━━ Provided material

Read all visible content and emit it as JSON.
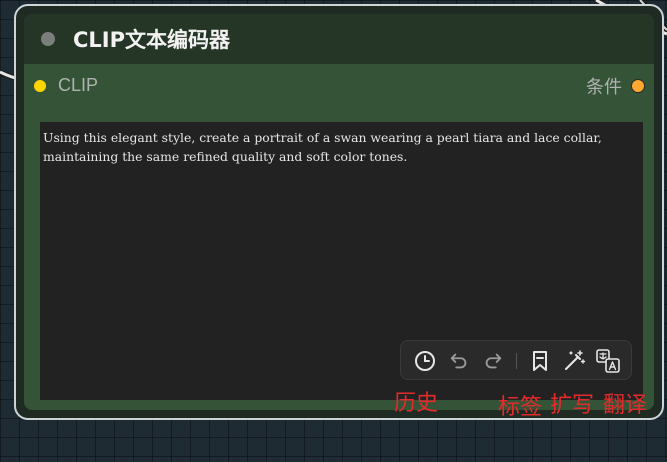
{
  "node": {
    "title": "CLIP文本编码器",
    "input_label": "CLIP",
    "output_label": "条件",
    "input_color": "#ffd500",
    "output_color": "#ffa931",
    "prompt_text": "Using this elegant style, create a portrait of a swan wearing a pearl tiara and lace collar, maintaining the same refined quality and soft color tones."
  },
  "toolbar": {
    "icons": [
      "history-icon",
      "undo-icon",
      "redo-icon",
      "bookmark-icon",
      "magic-wand-icon",
      "translate-icon"
    ]
  },
  "annotations": {
    "history": "历史",
    "tags": "标签",
    "expand": "扩写",
    "translate": "翻译"
  }
}
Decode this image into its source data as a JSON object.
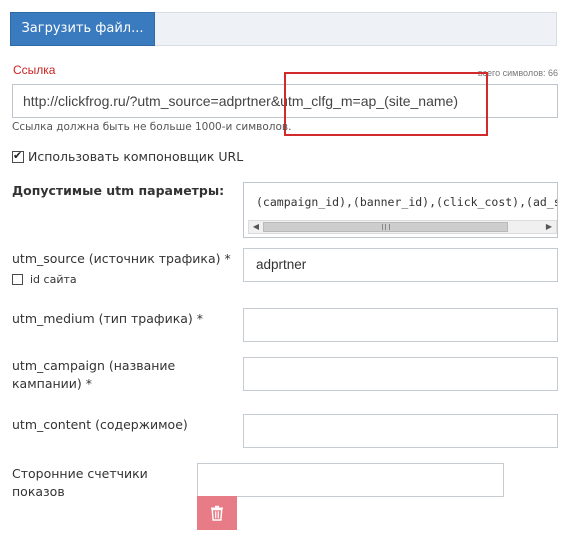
{
  "toolbar": {
    "upload_label": "Загрузить файл..."
  },
  "link": {
    "label": "Ссылка",
    "char_count": "всего символов: 66",
    "url_value": "http://clickfrog.ru/?utm_source=adprtner&utm_clfg_m=ap_(site_name)",
    "hint": "Ссылка должна быть не больше 1000-и символов."
  },
  "builder": {
    "label": "Использовать компоновщик URL",
    "checked": true
  },
  "params": {
    "label": "Допустимые utm параметры:",
    "value": "(campaign_id),(banner_id),(click_cost),(ad_s"
  },
  "fields": {
    "utm_source": {
      "label": "utm_source (источник трафика) *",
      "value": "adprtner",
      "site_id_label": "id сайта"
    },
    "utm_medium": {
      "label": "utm_medium (тип трафика) *",
      "value": ""
    },
    "utm_campaign": {
      "label": "utm_campaign (название кампании) *",
      "value": ""
    },
    "utm_content": {
      "label": "utm_content (содержимое)",
      "value": ""
    },
    "counters": {
      "label": "Сторонние счетчики показов",
      "value": ""
    }
  },
  "colors": {
    "accent": "#3a7bbf",
    "error_label": "#cc2222",
    "highlight": "#d22a2a",
    "delete": "#e87c86"
  },
  "icons": {
    "delete": "trash-icon"
  }
}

━━━━

Quote the material exactly. Pictures stay out.

Read all visible content and emit it as JSON.
{
  "node": {
    "title": "CLIP文本编码器",
    "input_label": "CLIP",
    "output_label": "条件",
    "input_color": "#ffd500",
    "output_color": "#ffa931",
    "prompt_text": "Using this elegant style, create a portrait of a swan wearing a pearl tiara and lace collar, maintaining the same refined quality and soft color tones."
  },
  "toolbar": {
    "icons": [
      "history-icon",
      "undo-icon",
      "redo-icon",
      "bookmark-icon",
      "magic-wand-icon",
      "translate-icon"
    ]
  },
  "annotations": {
    "history": "历史",
    "tags": "标签",
    "expand": "扩写",
    "translate": "翻译"
  }
}
Decode this image into its source data as a JSON object.
{
  "toolbar": {
    "upload_label": "Загрузить файл..."
  },
  "link": {
    "label": "Ссылка",
    "char_count": "всего символов: 66",
    "url_value": "http://clickfrog.ru/?utm_source=adprtner&utm_clfg_m=ap_(site_name)",
    "hint": "Ссылка должна быть не больше 1000-и символов."
  },
  "builder": {
    "label": "Использовать компоновщик URL",
    "checked": true
  },
  "params": {
    "label": "Допустимые utm параметры:",
    "value": "(campaign_id),(banner_id),(click_cost),(ad_s"
  },
  "fields": {
    "utm_source": {
      "label": "utm_source (источник трафика) *",
      "value": "adprtner",
      "site_id_label": "id сайта"
    },
    "utm_medium": {
      "label": "utm_medium (тип трафика) *",
      "value": ""
    },
    "utm_campaign": {
      "label": "utm_campaign (название кампании) *",
      "value": ""
    },
    "utm_content": {
      "label": "utm_content (содержимое)",
      "value": ""
    },
    "counters": {
      "label": "Сторонние счетчики показов",
      "value": ""
    }
  },
  "colors": {
    "accent": "#3a7bbf",
    "error_label": "#cc2222",
    "highlight": "#d22a2a",
    "delete": "#e87c86"
  },
  "icons": {
    "delete": "trash-icon"
  }
}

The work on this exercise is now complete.